(Figure content listings)
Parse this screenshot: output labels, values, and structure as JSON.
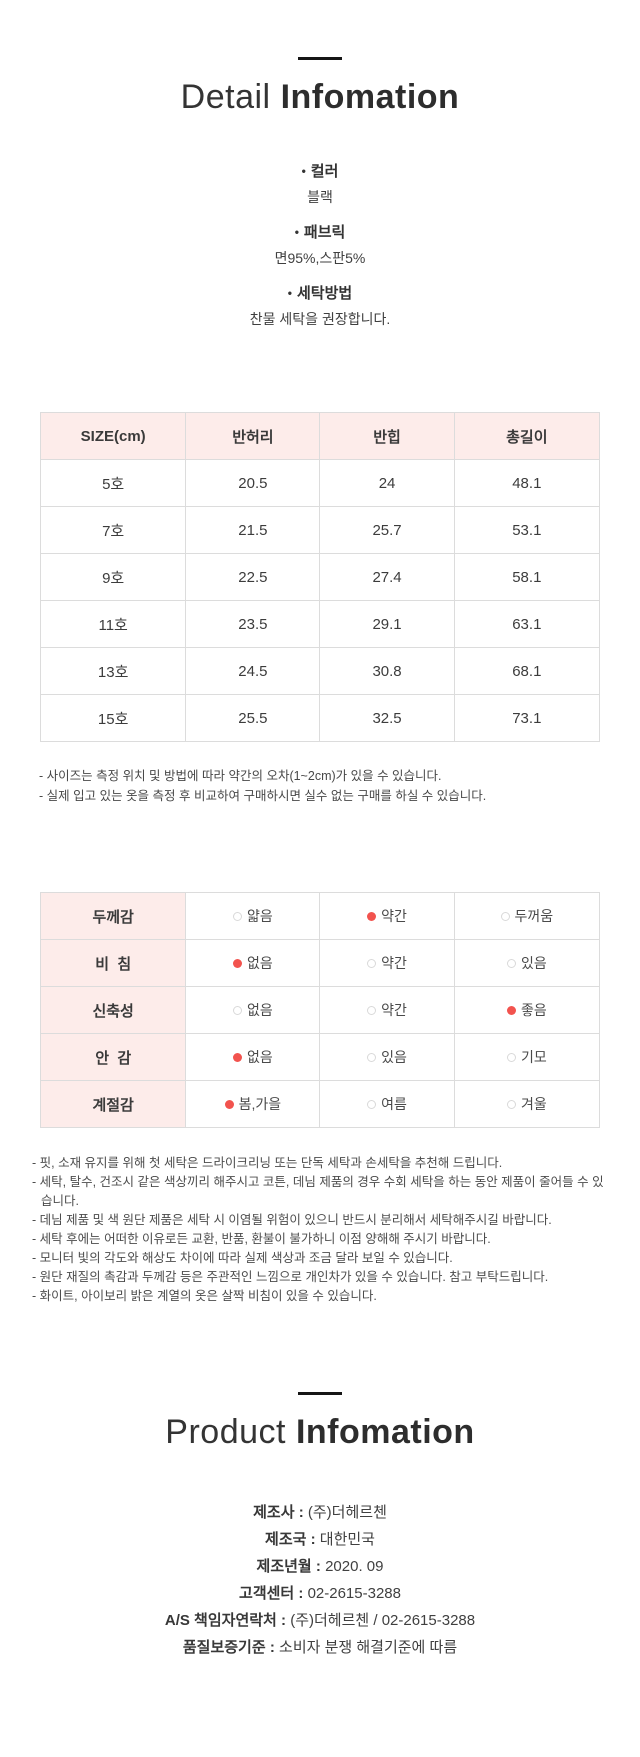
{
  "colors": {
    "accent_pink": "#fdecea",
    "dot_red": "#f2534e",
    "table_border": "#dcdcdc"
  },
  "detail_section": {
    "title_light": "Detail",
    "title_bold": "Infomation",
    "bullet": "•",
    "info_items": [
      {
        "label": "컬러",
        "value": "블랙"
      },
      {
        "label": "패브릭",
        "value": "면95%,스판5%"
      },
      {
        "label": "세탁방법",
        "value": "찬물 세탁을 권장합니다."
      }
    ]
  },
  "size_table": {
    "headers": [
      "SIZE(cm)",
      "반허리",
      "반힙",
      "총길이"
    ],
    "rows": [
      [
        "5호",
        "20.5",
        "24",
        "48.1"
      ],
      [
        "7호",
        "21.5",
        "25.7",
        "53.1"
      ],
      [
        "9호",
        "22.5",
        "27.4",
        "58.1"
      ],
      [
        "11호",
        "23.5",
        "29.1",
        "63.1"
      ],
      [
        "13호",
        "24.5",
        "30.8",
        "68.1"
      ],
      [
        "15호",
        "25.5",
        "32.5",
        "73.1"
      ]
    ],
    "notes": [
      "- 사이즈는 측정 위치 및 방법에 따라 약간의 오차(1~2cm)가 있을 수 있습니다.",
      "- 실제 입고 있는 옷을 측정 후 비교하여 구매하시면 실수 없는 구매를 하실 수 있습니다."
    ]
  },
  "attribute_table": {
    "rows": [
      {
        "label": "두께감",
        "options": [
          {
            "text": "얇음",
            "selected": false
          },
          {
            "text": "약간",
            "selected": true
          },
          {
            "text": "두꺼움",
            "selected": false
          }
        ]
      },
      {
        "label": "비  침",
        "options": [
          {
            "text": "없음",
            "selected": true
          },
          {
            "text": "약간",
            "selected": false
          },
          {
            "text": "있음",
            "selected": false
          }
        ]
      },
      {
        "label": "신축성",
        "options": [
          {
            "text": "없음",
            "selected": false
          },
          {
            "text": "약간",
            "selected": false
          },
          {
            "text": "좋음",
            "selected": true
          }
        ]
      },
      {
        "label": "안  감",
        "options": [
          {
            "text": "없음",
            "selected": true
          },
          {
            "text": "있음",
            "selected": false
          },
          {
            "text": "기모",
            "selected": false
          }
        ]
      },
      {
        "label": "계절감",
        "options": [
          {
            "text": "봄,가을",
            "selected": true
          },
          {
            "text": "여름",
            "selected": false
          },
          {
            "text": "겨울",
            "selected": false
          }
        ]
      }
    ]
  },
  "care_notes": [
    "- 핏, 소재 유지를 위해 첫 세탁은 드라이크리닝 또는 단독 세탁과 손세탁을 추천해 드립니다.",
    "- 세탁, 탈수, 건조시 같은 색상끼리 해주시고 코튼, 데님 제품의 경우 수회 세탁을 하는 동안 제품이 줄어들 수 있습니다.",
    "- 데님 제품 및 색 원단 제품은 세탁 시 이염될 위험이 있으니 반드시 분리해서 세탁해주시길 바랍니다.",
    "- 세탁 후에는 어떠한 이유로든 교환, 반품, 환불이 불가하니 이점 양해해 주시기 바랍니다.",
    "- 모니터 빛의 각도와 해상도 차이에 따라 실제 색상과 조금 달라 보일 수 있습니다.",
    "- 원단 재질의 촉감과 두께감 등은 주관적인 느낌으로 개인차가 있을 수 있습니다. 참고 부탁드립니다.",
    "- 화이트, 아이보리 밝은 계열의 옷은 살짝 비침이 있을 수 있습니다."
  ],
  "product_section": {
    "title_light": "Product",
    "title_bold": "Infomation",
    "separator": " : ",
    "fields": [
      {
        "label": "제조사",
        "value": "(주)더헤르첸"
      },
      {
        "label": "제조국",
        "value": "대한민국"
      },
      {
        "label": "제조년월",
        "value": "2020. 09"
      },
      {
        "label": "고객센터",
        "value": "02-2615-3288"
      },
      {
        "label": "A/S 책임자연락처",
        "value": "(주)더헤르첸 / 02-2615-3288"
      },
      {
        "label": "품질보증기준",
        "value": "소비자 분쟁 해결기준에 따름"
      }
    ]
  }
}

STATED TASK
Show each line of the listing that holds the string "더헤르첸".

FULL ANSWER
        "value": "(주)더헤르첸"
        "value": "(주)더헤르첸 / 02-2615-3288"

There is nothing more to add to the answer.